— start of Records supplied —

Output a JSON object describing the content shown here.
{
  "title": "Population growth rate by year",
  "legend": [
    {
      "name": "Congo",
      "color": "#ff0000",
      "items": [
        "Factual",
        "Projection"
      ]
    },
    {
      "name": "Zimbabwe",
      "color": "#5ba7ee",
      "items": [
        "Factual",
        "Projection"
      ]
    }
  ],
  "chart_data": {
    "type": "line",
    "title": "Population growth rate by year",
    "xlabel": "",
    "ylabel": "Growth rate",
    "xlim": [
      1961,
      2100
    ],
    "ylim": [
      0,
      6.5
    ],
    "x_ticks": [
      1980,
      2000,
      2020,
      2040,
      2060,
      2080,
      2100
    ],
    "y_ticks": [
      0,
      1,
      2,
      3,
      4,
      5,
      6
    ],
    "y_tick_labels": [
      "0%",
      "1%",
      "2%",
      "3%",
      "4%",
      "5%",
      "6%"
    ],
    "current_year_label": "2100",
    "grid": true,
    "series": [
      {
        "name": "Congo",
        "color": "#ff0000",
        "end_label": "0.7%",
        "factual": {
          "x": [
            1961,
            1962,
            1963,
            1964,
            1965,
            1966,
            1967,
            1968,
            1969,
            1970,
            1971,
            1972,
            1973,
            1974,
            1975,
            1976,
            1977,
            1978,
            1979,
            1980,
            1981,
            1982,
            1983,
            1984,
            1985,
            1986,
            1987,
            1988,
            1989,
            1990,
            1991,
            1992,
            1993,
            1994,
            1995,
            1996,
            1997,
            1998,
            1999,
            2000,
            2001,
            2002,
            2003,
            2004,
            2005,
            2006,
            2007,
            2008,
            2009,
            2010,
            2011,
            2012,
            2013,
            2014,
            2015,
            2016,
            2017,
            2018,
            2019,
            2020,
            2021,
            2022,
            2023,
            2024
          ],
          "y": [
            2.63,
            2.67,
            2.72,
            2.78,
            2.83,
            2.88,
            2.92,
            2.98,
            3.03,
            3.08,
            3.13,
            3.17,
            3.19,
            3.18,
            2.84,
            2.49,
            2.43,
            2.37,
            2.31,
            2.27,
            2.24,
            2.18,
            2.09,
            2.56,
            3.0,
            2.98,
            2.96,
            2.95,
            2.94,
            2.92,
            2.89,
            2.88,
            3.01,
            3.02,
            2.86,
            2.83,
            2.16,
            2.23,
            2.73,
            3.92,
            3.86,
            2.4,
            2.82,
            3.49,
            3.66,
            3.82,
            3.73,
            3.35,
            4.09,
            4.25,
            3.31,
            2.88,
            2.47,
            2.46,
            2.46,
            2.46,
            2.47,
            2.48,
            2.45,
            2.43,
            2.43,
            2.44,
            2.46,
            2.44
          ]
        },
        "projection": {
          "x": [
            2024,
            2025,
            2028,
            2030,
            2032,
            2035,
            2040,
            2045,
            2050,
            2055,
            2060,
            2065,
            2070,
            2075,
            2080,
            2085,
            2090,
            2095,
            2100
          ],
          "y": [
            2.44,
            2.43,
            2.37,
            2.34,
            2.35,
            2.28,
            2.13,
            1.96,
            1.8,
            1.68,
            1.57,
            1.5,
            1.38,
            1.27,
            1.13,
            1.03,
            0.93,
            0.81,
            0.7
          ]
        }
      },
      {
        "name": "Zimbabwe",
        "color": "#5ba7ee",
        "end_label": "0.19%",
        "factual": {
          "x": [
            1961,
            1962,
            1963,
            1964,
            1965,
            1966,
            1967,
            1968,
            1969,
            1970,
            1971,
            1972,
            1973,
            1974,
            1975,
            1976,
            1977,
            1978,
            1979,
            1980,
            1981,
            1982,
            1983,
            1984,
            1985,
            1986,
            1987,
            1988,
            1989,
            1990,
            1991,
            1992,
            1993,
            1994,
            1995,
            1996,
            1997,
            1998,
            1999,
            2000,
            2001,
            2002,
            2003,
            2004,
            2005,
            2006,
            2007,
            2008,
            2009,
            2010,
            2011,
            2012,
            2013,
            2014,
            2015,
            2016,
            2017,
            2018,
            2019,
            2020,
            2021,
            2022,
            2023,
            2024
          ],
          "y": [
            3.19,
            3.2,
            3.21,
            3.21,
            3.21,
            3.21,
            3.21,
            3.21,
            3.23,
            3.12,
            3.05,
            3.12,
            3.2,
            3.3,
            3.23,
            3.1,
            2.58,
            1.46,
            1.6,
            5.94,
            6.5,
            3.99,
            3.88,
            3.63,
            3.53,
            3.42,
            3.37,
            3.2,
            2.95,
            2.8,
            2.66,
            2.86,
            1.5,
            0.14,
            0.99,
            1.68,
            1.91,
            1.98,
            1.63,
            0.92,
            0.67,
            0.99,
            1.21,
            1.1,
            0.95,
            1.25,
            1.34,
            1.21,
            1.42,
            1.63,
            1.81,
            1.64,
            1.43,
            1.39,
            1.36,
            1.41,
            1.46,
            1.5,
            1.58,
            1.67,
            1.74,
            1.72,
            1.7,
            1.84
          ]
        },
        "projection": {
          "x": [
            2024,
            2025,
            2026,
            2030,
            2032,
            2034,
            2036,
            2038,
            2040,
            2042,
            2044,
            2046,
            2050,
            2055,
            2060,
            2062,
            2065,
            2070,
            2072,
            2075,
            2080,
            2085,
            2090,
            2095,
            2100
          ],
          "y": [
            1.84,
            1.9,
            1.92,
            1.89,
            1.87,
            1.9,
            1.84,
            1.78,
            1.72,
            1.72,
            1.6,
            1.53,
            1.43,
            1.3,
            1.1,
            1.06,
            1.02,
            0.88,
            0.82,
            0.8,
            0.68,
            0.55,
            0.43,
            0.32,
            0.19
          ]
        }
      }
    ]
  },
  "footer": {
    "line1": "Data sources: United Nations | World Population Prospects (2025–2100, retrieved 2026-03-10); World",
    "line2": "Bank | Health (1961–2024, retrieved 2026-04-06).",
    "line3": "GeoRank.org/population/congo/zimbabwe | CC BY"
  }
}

— end of Records supplied —

=== What you need to do ===
Gather from the data above every line with the string "retrieved".

=== Output for this task ===
    "line1": "Data sources: United Nations | World Population Prospects (2025–2100, retrieved 2026-03-10); World",
    "line2": "Bank | Health (1961–2024, retrieved 2026-04-06).",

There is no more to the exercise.